■ Written exercise ■
Extract every line of the items below word for word, omitting the pictures.

■ Material provided ■
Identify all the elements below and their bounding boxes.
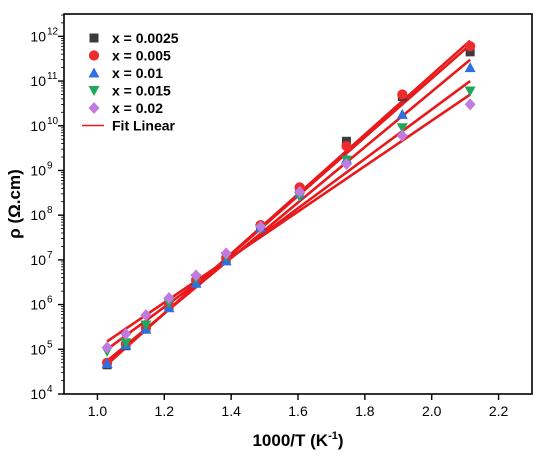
x-axis-title-main: 1000/T (K <box>252 431 328 450</box>
data-markers <box>101 41 476 370</box>
x-tick-label: 1.0 <box>88 403 108 419</box>
x-axis-title-sup: -1 <box>328 430 338 442</box>
y-tick-exponent: 11 <box>47 71 58 82</box>
data-point-series-0 <box>465 47 475 57</box>
x-tick-label: 2.2 <box>489 403 509 419</box>
y-tick-label: 10 <box>30 297 46 313</box>
data-point-series-4 <box>140 309 152 322</box>
y-tick-exponent: 12 <box>47 26 59 37</box>
legend-label-fit: Fit Linear <box>112 118 176 134</box>
y-tick-exponent: 5 <box>47 339 53 350</box>
y-tick-exponent: 8 <box>47 205 53 216</box>
data-point-series-4 <box>464 98 476 111</box>
legend-label-2: x = 0.01 <box>112 65 163 81</box>
x-tick-label: 1.2 <box>155 403 175 419</box>
y-tick-exponent: 9 <box>47 160 53 171</box>
legend-label-0: x = 0.0025 <box>112 30 179 46</box>
x-axis-title-close: ) <box>338 431 344 450</box>
y-tick-exponent: 6 <box>47 295 53 306</box>
legend-marker-0 <box>89 33 99 43</box>
y-tick-exponent: 7 <box>47 250 53 261</box>
x-tick-label: 1.8 <box>355 403 375 419</box>
data-point-series-2 <box>101 358 113 369</box>
data-point-series-4 <box>396 129 408 142</box>
data-point-series-4 <box>255 220 267 233</box>
legend-marker-1 <box>88 50 100 61</box>
y-tick-label: 10 <box>30 341 46 357</box>
y-tick-label: 10 <box>30 28 46 44</box>
data-point-series-4 <box>190 269 202 282</box>
legend-marker-2 <box>88 67 100 78</box>
data-point-series-1 <box>465 41 476 52</box>
data-point-series-2 <box>396 108 408 119</box>
legend-label-3: x = 0.015 <box>112 83 171 99</box>
data-point-series-4 <box>294 185 306 198</box>
data-point-series-1 <box>341 141 352 152</box>
legend-marker-3 <box>88 86 100 96</box>
y-tick-label: 10 <box>30 386 46 402</box>
y-axis-title: ρ (Ω.cm) <box>5 169 24 239</box>
x-tick-label: 1.6 <box>288 403 308 419</box>
x-axis-ticks: 1.0 1.2 1.4 1.6 1.8 2.0 2.2 <box>88 394 509 419</box>
data-point-series-4 <box>220 247 232 260</box>
x-tick-label: 1.4 <box>221 403 241 419</box>
y-tick-label: 10 <box>30 118 46 134</box>
x-tick-label: 2.0 <box>422 403 442 419</box>
y-tick-label: 10 <box>30 162 46 178</box>
data-point-series-3 <box>464 86 476 97</box>
data-point-series-1 <box>397 89 408 100</box>
data-point-series-4 <box>163 292 175 305</box>
data-point-series-4 <box>120 327 132 340</box>
data-point-series-4 <box>101 341 113 354</box>
legend-label-1: x = 0.005 <box>112 48 171 64</box>
x-axis-title: 1000/T (K-1) <box>252 430 343 450</box>
data-point-series-3 <box>140 320 152 331</box>
legend-label-4: x = 0.02 <box>112 100 163 116</box>
data-point-series-2 <box>464 62 476 73</box>
y-tick-label: 10 <box>30 73 46 89</box>
y-tick-label: 10 <box>30 252 46 268</box>
y-tick-exponent: 4 <box>47 384 53 395</box>
data-point-series-4 <box>340 157 352 170</box>
y-tick-exponent: 10 <box>47 116 59 127</box>
data-point-series-3 <box>120 338 132 349</box>
legend-marker-4 <box>88 102 100 114</box>
y-tick-label: 10 <box>30 207 46 223</box>
data-point-series-3 <box>396 123 408 134</box>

■ Task result ■
Identify all the elements below and their bounding boxes.
x-axis-title-main: 1000/T (K <box>252 431 328 450</box>
data-markers <box>101 41 476 370</box>
x-tick-label: 1.0 <box>88 403 108 419</box>
x-axis-title-sup: -1 <box>328 430 338 442</box>
y-tick-exponent: 11 <box>47 71 58 82</box>
data-point-series-0 <box>465 47 475 57</box>
x-tick-label: 2.2 <box>489 403 509 419</box>
y-tick-label: 10 <box>30 297 46 313</box>
data-point-series-4 <box>140 309 152 322</box>
y-tick-exponent: 12 <box>47 26 59 37</box>
legend-label-fit: Fit Linear <box>112 118 176 134</box>
y-tick-exponent: 5 <box>47 339 53 350</box>
y-tick-exponent: 8 <box>47 205 53 216</box>
data-point-series-4 <box>464 98 476 111</box>
legend-label-2: x = 0.01 <box>112 65 163 81</box>
x-tick-label: 1.2 <box>155 403 175 419</box>
y-tick-exponent: 9 <box>47 160 53 171</box>
legend-label-0: x = 0.0025 <box>112 30 179 46</box>
x-axis-title-close: ) <box>338 431 344 450</box>
y-tick-exponent: 6 <box>47 295 53 306</box>
legend-marker-0 <box>89 33 99 43</box>
y-tick-exponent: 7 <box>47 250 53 261</box>
x-tick-label: 1.8 <box>355 403 375 419</box>
data-point-series-2 <box>101 358 113 369</box>
data-point-series-4 <box>396 129 408 142</box>
data-point-series-4 <box>255 220 267 233</box>
legend-marker-1 <box>88 50 100 61</box>
y-tick-label: 10 <box>30 341 46 357</box>
y-tick-label: 10 <box>30 28 46 44</box>
data-point-series-4 <box>190 269 202 282</box>
legend-marker-2 <box>88 67 100 78</box>
data-point-series-1 <box>465 41 476 52</box>
data-point-series-2 <box>396 108 408 119</box>
legend-label-3: x = 0.015 <box>112 83 171 99</box>
data-point-series-4 <box>294 185 306 198</box>
data-point-series-1 <box>341 141 352 152</box>
legend-marker-3 <box>88 86 100 96</box>
y-tick-label: 10 <box>30 386 46 402</box>
y-axis-title: ρ (Ω.cm) <box>5 169 24 239</box>
x-tick-label: 1.6 <box>288 403 308 419</box>
x-axis-ticks: 1.0 1.2 1.4 1.6 1.8 2.0 2.2 <box>88 394 509 419</box>
data-point-series-4 <box>220 247 232 260</box>
x-tick-label: 1.4 <box>221 403 241 419</box>
y-tick-label: 10 <box>30 118 46 134</box>
x-tick-label: 2.0 <box>422 403 442 419</box>
y-tick-label: 10 <box>30 162 46 178</box>
data-point-series-3 <box>464 86 476 97</box>
data-point-series-1 <box>397 89 408 100</box>
data-point-series-4 <box>163 292 175 305</box>
data-point-series-4 <box>120 327 132 340</box>
data-point-series-4 <box>101 341 113 354</box>
legend-label-1: x = 0.005 <box>112 48 171 64</box>
x-axis-title: 1000/T (K-1) <box>252 430 343 450</box>
data-point-series-3 <box>140 320 152 331</box>
legend-label-4: x = 0.02 <box>112 100 163 116</box>
data-point-series-2 <box>464 62 476 73</box>
y-tick-label: 10 <box>30 73 46 89</box>
y-tick-label: 10 <box>30 252 46 268</box>
y-tick-exponent: 4 <box>47 384 53 395</box>
data-point-series-4 <box>340 157 352 170</box>
y-tick-exponent: 10 <box>47 116 59 127</box>
data-point-series-3 <box>120 338 132 349</box>
legend-marker-4 <box>88 102 100 114</box>
y-tick-label: 10 <box>30 207 46 223</box>
data-point-series-3 <box>396 123 408 134</box>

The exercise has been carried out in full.